[Begin Supplied records]

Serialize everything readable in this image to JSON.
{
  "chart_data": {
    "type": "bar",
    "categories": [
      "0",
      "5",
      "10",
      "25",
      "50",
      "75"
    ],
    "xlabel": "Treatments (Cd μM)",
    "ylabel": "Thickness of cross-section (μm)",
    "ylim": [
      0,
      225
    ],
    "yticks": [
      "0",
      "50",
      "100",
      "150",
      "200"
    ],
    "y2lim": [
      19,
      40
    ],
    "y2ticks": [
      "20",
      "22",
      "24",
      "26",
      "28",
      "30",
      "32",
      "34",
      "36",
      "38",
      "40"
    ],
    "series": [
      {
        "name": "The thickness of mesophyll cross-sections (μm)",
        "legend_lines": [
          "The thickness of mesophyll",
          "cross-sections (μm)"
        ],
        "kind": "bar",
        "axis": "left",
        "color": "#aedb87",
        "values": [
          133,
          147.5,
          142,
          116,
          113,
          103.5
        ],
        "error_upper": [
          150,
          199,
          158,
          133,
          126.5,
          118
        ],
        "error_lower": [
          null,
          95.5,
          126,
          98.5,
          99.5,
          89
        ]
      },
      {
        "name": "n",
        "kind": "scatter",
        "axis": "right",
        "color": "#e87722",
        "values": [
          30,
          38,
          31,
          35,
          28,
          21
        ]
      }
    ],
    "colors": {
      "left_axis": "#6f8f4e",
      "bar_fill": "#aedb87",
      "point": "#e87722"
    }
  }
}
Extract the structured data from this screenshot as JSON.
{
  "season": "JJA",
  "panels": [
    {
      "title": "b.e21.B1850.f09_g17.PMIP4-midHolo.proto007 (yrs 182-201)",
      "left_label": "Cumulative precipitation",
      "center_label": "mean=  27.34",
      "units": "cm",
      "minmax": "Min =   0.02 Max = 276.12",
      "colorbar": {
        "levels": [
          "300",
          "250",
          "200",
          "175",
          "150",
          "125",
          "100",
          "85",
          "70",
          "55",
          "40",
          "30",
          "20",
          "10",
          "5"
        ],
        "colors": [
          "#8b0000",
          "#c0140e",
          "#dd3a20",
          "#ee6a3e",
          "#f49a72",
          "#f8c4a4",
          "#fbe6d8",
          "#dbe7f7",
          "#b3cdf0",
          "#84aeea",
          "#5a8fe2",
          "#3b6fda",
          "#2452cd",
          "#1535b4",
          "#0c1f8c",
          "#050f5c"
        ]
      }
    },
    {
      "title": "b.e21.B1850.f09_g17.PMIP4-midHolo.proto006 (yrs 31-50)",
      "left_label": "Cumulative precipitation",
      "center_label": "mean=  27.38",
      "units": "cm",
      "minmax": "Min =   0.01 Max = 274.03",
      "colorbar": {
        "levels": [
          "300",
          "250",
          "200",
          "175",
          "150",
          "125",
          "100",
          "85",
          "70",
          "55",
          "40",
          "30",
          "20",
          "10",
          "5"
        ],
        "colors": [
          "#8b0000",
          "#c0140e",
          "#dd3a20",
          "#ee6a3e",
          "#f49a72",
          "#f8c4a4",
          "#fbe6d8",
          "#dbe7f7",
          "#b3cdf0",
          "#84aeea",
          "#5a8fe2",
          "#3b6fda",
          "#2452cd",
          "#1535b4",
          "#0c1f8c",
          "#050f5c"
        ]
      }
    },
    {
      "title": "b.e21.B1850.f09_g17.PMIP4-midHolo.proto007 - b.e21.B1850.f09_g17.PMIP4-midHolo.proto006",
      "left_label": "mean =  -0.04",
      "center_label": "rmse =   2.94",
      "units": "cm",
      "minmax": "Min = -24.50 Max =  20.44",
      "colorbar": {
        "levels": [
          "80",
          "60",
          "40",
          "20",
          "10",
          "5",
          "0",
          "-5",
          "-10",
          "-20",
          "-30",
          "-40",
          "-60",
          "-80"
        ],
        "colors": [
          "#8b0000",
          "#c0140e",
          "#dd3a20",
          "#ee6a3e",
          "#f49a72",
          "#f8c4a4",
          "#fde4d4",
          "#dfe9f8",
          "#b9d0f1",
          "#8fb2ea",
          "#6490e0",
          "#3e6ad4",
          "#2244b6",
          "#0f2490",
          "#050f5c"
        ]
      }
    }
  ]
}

[End Supplied records]

- [Instruction]: Count every line of the records that holds the string "cross". Write only the total.

- [Output for this exercise]: 3